**Available records:**
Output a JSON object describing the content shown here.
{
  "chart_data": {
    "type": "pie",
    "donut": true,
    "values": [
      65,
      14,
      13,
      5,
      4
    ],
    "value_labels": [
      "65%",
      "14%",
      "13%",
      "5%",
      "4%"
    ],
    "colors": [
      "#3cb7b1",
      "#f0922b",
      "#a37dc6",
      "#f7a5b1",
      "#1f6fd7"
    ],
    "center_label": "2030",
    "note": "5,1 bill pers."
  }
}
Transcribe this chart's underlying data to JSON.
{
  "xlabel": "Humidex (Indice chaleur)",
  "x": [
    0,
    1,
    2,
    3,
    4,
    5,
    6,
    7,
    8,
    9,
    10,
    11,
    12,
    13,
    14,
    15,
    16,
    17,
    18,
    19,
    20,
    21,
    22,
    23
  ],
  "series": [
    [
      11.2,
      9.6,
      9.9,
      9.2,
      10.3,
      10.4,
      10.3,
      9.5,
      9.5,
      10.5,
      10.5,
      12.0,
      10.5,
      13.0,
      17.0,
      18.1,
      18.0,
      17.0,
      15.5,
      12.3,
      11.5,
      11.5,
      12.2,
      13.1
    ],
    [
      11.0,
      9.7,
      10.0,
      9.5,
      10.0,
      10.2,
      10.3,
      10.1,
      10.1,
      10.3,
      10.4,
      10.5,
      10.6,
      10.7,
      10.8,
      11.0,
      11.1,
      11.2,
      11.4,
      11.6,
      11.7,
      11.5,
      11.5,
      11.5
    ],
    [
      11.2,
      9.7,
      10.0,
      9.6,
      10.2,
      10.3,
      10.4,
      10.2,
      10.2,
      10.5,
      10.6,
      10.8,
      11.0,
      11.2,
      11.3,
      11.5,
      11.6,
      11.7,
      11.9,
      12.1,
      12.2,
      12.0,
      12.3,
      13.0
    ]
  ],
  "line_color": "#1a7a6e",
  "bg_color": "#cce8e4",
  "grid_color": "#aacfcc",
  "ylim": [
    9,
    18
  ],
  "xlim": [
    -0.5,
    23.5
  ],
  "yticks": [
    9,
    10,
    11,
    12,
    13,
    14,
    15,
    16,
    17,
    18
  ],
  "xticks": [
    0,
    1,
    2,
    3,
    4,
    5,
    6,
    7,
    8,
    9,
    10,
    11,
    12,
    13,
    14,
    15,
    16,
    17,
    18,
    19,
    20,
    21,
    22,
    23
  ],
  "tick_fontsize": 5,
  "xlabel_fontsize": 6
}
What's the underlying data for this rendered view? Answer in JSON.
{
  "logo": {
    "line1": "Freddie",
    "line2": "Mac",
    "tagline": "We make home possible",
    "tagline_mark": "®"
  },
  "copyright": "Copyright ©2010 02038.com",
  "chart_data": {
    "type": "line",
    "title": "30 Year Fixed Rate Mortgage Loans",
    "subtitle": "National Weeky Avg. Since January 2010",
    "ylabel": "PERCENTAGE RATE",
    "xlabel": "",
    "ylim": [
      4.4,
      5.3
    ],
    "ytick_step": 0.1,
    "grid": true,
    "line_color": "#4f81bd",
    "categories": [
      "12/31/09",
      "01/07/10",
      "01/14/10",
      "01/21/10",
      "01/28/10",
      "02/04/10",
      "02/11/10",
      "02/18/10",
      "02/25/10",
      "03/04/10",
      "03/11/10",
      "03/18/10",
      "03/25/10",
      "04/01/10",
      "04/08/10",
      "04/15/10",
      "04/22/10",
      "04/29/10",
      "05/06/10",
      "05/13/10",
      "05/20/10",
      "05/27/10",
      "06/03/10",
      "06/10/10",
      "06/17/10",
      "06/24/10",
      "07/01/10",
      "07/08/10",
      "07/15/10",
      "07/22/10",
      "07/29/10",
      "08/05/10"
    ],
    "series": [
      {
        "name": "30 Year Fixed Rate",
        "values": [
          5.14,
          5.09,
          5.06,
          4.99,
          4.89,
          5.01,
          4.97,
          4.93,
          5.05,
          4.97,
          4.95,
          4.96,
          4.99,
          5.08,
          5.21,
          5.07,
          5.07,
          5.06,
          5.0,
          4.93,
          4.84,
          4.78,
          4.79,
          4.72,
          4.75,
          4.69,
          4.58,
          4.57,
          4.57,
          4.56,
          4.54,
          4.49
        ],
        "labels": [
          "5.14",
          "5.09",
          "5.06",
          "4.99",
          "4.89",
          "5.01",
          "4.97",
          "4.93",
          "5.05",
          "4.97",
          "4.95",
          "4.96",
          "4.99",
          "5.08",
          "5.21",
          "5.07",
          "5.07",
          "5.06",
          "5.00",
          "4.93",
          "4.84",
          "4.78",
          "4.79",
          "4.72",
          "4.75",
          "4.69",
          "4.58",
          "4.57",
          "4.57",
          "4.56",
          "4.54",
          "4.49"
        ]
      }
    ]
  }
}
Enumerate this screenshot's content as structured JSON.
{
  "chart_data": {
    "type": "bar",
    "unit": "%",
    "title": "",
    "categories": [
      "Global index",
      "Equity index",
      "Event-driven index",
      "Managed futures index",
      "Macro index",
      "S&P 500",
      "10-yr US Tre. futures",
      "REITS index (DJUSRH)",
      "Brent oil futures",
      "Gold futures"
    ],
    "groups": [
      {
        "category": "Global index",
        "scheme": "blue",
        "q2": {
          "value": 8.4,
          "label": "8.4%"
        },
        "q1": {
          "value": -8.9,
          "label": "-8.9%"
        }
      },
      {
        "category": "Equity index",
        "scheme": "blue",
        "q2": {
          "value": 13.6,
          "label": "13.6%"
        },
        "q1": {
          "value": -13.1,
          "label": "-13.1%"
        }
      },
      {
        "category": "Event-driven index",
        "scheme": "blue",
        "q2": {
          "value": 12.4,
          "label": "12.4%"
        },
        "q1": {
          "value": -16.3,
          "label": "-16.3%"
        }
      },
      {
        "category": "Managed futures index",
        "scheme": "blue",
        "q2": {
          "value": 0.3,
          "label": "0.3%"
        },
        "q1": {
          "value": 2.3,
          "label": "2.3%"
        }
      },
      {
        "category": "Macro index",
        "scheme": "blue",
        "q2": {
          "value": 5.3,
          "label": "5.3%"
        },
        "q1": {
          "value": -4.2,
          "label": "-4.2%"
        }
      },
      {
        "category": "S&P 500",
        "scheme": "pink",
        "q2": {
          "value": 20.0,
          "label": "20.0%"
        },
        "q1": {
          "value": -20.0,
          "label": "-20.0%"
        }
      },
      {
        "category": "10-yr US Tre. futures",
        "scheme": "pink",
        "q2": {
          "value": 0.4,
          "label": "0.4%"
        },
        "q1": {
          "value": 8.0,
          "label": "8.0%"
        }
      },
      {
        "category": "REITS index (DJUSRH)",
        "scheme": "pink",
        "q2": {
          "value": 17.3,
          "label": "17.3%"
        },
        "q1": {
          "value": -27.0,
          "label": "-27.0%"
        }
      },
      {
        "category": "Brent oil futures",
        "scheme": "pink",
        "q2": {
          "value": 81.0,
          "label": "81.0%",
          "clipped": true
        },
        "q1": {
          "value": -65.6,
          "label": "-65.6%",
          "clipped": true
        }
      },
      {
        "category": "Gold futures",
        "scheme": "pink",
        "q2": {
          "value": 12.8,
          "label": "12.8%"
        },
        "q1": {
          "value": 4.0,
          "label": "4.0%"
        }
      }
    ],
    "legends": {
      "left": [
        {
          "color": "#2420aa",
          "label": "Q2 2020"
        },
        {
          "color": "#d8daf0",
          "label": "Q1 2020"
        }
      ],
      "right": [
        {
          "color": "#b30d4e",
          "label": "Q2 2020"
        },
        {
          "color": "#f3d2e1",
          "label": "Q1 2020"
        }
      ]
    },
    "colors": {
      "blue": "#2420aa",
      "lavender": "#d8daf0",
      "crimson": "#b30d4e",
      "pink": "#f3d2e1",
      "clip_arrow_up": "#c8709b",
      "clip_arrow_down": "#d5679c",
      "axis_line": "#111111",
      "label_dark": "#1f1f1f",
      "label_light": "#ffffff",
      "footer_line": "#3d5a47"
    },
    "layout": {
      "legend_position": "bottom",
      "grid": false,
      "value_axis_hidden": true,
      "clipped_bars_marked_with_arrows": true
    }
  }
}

**Objective:** Collect each line above holding the string "Event".

**Solution:**
      "Event-driven index",
        "category": "Event-driven index",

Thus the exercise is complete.